▶ **Activity**
Reproduce all records below exactly.

(Data entries)
··········

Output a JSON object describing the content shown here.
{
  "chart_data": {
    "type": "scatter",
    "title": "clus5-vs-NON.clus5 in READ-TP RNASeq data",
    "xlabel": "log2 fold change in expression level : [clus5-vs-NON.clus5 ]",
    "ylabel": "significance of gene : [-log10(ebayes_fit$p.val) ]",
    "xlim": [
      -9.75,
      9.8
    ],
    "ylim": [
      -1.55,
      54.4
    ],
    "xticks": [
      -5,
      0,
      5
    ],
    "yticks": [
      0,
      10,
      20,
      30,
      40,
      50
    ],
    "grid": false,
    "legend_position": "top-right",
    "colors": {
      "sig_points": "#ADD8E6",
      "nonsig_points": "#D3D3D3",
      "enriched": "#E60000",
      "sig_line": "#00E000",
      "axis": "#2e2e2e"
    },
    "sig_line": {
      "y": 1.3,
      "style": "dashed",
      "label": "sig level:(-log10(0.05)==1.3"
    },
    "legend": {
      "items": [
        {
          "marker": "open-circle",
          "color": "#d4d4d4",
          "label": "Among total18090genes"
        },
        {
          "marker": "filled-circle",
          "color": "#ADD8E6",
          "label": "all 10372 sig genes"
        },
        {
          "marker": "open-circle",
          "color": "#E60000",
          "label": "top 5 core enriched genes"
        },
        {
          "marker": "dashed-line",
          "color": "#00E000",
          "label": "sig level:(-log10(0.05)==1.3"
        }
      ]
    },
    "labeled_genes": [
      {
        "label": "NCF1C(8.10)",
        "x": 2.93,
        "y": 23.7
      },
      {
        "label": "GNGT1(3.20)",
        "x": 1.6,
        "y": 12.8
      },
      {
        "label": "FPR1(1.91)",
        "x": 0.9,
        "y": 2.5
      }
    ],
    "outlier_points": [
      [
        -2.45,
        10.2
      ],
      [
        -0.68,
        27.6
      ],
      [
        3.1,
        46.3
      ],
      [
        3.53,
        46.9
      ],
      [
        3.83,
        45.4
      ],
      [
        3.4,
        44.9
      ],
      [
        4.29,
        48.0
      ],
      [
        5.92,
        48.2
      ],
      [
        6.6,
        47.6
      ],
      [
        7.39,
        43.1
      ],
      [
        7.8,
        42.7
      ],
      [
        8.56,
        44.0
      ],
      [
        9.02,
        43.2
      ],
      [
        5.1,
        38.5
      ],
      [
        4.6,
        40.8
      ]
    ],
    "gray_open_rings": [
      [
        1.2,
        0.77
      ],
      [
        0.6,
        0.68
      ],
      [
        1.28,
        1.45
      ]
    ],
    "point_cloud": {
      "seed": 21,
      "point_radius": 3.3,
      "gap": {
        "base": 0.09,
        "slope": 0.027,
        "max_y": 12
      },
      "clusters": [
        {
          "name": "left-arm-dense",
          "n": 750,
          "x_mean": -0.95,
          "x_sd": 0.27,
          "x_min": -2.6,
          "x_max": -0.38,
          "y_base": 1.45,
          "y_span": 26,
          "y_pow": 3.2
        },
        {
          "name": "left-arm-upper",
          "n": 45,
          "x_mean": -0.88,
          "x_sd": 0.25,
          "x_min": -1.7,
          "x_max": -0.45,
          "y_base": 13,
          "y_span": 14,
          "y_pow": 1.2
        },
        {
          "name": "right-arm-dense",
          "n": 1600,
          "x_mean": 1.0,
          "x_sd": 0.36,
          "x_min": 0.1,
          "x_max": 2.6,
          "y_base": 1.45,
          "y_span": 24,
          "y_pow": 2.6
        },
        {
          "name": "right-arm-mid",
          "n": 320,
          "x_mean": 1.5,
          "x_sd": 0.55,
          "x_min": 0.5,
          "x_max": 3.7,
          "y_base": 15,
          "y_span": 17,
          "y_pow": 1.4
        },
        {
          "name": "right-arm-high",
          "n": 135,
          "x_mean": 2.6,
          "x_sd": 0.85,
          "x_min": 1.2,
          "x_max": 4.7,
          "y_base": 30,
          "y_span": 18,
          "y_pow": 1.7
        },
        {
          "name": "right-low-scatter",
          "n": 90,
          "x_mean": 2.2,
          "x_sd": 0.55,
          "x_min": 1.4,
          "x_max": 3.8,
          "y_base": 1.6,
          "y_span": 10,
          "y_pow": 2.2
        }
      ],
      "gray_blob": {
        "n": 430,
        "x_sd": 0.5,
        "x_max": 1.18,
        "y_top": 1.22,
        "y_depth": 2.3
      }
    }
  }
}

··········

▶ **Answer box**
Output a JSON object describing the content shown here.
{
  "chart_data": {
    "type": "scatter",
    "title": "clus5-vs-NON.clus5 in READ-TP RNASeq data",
    "xlabel": "log2 fold change in expression level : [clus5-vs-NON.clus5 ]",
    "ylabel": "significance of gene : [-log10(ebayes_fit$p.val) ]",
    "xlim": [
      -9.75,
      9.8
    ],
    "ylim": [
      -1.55,
      54.4
    ],
    "xticks": [
      -5,
      0,
      5
    ],
    "yticks": [
      0,
      10,
      20,
      30,
      40,
      50
    ],
    "grid": false,
    "legend_position": "top-right",
    "colors": {
      "sig_points": "#ADD8E6",
      "nonsig_points": "#D3D3D3",
      "enriched": "#E60000",
      "sig_line": "#00E000",
      "axis": "#2e2e2e"
    },
    "sig_line": {
      "y": 1.3,
      "style": "dashed",
      "label": "sig level:(-log10(0.05)==1.3"
    },
    "legend": {
      "items": [
        {
          "marker": "open-circle",
          "color": "#d4d4d4",
          "label": "Among total18090genes"
        },
        {
          "marker": "filled-circle",
          "color": "#ADD8E6",
          "label": "all 10372 sig genes"
        },
        {
          "marker": "open-circle",
          "color": "#E60000",
          "label": "top 5 core enriched genes"
        },
        {
          "marker": "dashed-line",
          "color": "#00E000",
          "label": "sig level:(-log10(0.05)==1.3"
        }
      ]
    },
    "labeled_genes": [
      {
        "label": "NCF1C(8.10)",
        "x": 2.93,
        "y": 23.7
      },
      {
        "label": "GNGT1(3.20)",
        "x": 1.6,
        "y": 12.8
      },
      {
        "label": "FPR1(1.91)",
        "x": 0.9,
        "y": 2.5
      }
    ],
    "outlier_points": [
      [
        -2.45,
        10.2
      ],
      [
        -0.68,
        27.6
      ],
      [
        3.1,
        46.3
      ],
      [
        3.53,
        46.9
      ],
      [
        3.83,
        45.4
      ],
      [
        3.4,
        44.9
      ],
      [
        4.29,
        48.0
      ],
      [
        5.92,
        48.2
      ],
      [
        6.6,
        47.6
      ],
      [
        7.39,
        43.1
      ],
      [
        7.8,
        42.7
      ],
      [
        8.56,
        44.0
      ],
      [
        9.02,
        43.2
      ],
      [
        5.1,
        38.5
      ],
      [
        4.6,
        40.8
      ]
    ],
    "gray_open_rings": [
      [
        1.2,
        0.77
      ],
      [
        0.6,
        0.68
      ],
      [
        1.28,
        1.45
      ]
    ],
    "point_cloud": {
      "seed": 21,
      "point_radius": 3.3,
      "gap": {
        "base": 0.09,
        "slope": 0.027,
        "max_y": 12
      },
      "clusters": [
        {
          "name": "left-arm-dense",
          "n": 750,
          "x_mean": -0.95,
          "x_sd": 0.27,
          "x_min": -2.6,
          "x_max": -0.38,
          "y_base": 1.45,
          "y_span": 26,
          "y_pow": 3.2
        },
        {
          "name": "left-arm-upper",
          "n": 45,
          "x_mean": -0.88,
          "x_sd": 0.25,
          "x_min": -1.7,
          "x_max": -0.45,
          "y_base": 13,
          "y_span": 14,
          "y_pow": 1.2
        },
        {
          "name": "right-arm-dense",
          "n": 1600,
          "x_mean": 1.0,
          "x_sd": 0.36,
          "x_min": 0.1,
          "x_max": 2.6,
          "y_base": 1.45,
          "y_span": 24,
          "y_pow": 2.6
        },
        {
          "name": "right-arm-mid",
          "n": 320,
          "x_mean": 1.5,
          "x_sd": 0.55,
          "x_min": 0.5,
          "x_max": 3.7,
          "y_base": 15,
          "y_span": 17,
          "y_pow": 1.4
        },
        {
          "name": "right-arm-high",
          "n": 135,
          "x_mean": 2.6,
          "x_sd": 0.85,
          "x_min": 1.2,
          "x_max": 4.7,
          "y_base": 30,
          "y_span": 18,
          "y_pow": 1.7
        },
        {
          "name": "right-low-scatter",
          "n": 90,
          "x_mean": 2.2,
          "x_sd": 0.55,
          "x_min": 1.4,
          "x_max": 3.8,
          "y_base": 1.6,
          "y_span": 10,
          "y_pow": 2.2
        }
      ],
      "gray_blob": {
        "n": 430,
        "x_sd": 0.5,
        "x_max": 1.18,
        "y_top": 1.22,
        "y_depth": 2.3
      }
    }
  }
}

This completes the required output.